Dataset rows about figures

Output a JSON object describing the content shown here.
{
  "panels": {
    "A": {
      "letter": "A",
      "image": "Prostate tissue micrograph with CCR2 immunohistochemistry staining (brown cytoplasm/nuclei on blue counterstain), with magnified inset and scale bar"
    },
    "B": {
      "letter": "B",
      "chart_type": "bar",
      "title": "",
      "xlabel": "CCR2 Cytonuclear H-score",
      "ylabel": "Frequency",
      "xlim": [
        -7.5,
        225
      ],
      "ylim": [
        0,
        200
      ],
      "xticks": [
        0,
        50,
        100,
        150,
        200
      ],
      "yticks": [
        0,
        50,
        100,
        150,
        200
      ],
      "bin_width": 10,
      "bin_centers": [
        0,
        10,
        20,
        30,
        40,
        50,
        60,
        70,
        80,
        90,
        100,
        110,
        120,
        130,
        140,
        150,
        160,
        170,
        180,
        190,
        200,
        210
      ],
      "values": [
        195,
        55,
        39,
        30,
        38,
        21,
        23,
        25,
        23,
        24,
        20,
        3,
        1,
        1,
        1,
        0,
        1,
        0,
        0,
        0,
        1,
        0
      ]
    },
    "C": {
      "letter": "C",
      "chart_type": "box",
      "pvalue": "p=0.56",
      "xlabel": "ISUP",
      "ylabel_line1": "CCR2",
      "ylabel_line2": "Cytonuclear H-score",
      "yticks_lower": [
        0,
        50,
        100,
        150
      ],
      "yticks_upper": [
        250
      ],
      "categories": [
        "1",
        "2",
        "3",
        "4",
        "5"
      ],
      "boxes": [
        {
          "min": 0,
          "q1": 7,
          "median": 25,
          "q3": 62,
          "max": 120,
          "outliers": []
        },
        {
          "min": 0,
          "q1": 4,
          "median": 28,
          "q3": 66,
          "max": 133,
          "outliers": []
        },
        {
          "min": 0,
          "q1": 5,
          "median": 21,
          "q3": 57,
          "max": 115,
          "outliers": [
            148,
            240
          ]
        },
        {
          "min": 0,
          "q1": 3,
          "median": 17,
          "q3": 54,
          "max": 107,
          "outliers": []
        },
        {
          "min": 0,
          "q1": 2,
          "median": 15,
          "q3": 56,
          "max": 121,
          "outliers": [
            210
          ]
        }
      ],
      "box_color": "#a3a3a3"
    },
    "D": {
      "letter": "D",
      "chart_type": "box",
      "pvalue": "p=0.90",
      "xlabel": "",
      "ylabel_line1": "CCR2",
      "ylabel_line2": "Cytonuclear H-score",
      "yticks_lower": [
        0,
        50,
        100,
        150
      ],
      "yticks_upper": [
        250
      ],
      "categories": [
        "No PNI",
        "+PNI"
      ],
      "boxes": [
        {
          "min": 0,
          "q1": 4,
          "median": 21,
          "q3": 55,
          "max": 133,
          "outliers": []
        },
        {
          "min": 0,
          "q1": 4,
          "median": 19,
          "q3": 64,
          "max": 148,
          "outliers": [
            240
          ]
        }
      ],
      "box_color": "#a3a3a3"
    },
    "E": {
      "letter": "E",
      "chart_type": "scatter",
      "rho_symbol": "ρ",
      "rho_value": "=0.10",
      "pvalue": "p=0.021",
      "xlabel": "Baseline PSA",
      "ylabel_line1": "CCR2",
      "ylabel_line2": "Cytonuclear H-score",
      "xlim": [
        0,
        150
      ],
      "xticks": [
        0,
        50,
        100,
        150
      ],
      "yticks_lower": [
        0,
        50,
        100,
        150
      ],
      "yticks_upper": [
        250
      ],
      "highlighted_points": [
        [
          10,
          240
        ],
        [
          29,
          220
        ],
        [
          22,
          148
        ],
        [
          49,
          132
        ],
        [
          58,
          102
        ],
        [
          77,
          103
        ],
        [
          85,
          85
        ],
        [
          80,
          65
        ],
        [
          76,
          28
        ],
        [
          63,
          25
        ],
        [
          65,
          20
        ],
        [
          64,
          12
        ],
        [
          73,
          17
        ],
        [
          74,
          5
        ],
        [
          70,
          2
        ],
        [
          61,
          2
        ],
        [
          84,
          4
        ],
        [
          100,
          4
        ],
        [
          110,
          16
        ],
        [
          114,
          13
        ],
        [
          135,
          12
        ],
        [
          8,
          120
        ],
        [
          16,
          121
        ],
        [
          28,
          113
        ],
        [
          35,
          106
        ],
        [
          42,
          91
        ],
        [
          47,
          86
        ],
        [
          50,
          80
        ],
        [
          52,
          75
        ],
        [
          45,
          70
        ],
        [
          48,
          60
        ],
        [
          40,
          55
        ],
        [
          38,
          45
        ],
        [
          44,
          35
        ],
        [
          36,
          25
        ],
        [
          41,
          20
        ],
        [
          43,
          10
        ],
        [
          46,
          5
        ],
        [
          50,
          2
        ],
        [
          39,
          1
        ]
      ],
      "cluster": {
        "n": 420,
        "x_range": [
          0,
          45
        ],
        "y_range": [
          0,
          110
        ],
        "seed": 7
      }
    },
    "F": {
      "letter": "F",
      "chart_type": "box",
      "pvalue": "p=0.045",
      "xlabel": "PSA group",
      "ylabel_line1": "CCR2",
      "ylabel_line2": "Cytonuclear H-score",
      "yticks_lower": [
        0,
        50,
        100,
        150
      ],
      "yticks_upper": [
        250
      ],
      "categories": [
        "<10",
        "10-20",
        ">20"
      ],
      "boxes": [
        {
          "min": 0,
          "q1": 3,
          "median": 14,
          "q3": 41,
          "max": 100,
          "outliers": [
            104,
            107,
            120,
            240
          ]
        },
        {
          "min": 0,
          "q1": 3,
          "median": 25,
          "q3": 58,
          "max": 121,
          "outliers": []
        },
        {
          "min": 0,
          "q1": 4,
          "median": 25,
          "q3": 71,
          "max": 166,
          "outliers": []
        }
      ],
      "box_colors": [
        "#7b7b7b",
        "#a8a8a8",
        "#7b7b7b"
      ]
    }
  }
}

• [What you are asked to do]
Your task is to pick out every line with the string "median" and copy it.

• [Answer to this exercise]
          "median": 25,
          "median": 28,
          "median": 21,
          "median": 17,
          "median": 15,
          "median": 21,
          "median": 19,
          "median": 14,
          "median": 25,
          "median": 25,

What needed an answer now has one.